▶ _Required task 1_:
List every football club named in the article about Aston Villa fans' protests that follows.

─── Article ───

A section of Aston Villa fans have reached such a breaking point with their club's demise that they have launched protests at Villa Park.

The 'Out the Door on '74' movement prompted supporters to leave their seats early in Villa's Premier League defeat to Everton last week and similar action is planned for Sunday's Villa Park home match against Tottenham and the following home fixture against Chelsea.

Villa are not renowned for having the most militant fanbase in football, but they do have some history of rallying fans to bring about positive change.

John Russell can vividly remember helping to organise the first ever fans’ protest meeting at Aston Villa in 1968, which is believed to have been the first in the English game. With modern-day technology, football followers can come together to air their grievances in all manner of fanzines, internet forums and social media sites.

But in the late 1960s, there was no such platform for a diminishing fanbase to vent its frustration about the demise of its beloved club – until Russell and his friend Brian Evans became so disillusioned with Villa’s board that they took the unprecedented step of rallying fellow fed-up fans into action.

A woeful defeat to Preston on November 9 1968, which left the claret and blues marooned at the foot of the old Second Division table, was the catalyst, recalls Russell.

“We provisionally booked Birmingham Town Hall, which was going to cost us £200, then contacted the Birmingham Mail’s Bob Blackburn, who was the Villa reporter,” he explains.

“He came back and said ‘why don’t you hire Digbeth Civic Hall instead? It will only cost you half as much, it only holds half as many and if the Villa supporters wreck it, no-one will be too bothered. If they wreck the town hall, no-one will be too pleased’.”

Russell and Evans had no idea how successful the meeting would be, even when around 1,000 disgruntled Villans packed into the Digbeth venue on 21 November 1968. The size of the turnout merely prompted pangs of fear for the pioneering organisers who were unsure how to address the crowd or what to say. They needn’t have worried.

─── Record list ───

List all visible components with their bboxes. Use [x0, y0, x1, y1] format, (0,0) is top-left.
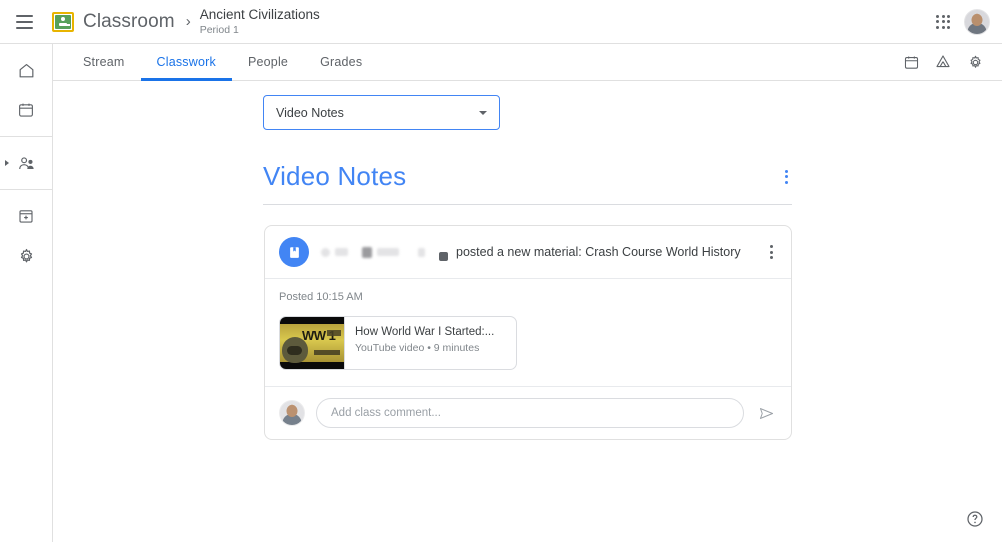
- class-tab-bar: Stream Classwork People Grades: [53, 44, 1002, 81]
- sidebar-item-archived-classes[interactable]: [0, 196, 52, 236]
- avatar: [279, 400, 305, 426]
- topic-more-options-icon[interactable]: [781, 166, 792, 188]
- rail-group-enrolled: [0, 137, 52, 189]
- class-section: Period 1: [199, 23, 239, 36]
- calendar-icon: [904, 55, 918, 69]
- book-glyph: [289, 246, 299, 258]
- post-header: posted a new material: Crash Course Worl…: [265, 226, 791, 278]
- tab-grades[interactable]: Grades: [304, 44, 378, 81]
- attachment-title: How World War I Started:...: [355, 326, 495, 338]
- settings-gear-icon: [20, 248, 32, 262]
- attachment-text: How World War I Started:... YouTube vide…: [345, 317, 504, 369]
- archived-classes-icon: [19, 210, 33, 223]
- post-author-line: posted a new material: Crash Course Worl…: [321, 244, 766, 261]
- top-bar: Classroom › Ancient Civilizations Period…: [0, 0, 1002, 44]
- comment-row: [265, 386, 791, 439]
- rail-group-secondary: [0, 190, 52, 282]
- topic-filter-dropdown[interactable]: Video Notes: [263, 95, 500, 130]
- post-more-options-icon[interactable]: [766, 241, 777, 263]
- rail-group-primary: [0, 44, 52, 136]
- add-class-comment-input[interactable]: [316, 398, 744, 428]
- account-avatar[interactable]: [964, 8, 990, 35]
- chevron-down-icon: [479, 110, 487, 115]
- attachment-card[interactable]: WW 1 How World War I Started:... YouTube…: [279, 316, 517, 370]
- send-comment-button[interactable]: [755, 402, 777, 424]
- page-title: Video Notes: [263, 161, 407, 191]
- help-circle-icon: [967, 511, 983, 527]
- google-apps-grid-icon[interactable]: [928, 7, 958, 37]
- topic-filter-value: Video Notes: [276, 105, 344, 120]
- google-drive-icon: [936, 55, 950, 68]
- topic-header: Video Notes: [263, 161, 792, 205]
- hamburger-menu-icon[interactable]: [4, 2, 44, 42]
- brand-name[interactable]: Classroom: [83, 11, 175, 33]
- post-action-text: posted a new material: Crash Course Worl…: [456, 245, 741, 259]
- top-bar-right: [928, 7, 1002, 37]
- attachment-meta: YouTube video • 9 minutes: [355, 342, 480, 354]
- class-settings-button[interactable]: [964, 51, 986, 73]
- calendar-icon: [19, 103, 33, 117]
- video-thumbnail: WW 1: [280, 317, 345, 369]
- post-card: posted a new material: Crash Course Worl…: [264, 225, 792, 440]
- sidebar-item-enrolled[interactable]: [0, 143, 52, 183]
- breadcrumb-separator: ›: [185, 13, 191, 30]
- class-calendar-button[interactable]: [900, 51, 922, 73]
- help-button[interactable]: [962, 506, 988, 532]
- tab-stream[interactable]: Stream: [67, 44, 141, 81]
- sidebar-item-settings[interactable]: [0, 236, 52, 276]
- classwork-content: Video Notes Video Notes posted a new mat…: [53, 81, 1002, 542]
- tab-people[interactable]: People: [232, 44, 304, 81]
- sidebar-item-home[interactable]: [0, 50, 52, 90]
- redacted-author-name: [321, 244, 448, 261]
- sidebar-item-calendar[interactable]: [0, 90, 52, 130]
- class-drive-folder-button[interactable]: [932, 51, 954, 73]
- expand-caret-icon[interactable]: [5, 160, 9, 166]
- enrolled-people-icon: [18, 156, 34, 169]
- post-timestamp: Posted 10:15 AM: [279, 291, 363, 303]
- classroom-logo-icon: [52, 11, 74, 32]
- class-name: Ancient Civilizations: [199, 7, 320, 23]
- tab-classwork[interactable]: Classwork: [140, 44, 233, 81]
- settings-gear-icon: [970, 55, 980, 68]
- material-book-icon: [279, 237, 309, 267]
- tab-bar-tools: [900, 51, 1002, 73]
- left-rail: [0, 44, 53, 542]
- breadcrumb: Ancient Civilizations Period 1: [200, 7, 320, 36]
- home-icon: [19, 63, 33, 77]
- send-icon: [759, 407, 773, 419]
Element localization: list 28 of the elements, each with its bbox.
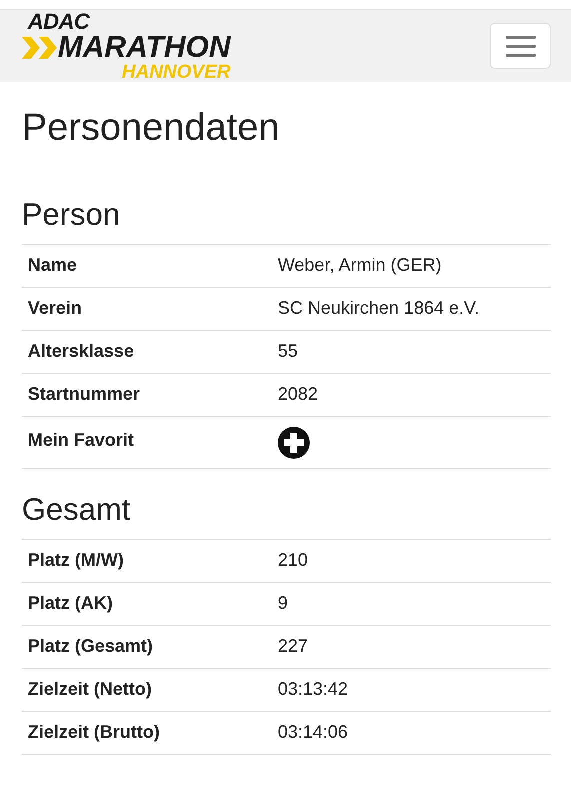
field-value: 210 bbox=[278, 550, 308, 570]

───

▶ _Required task 2_:
Extract every line of the rows above that contains the string "drive". Case counts.

▶ _Task response 1_:
Aston Villa
Everton
Tottenham
Chelsea
Preston

▶ _Task response 2_:
- google-drive-icon: [936, 55, 950, 68]
- class-drive-folder-button[interactable]: [932, 51, 954, 73]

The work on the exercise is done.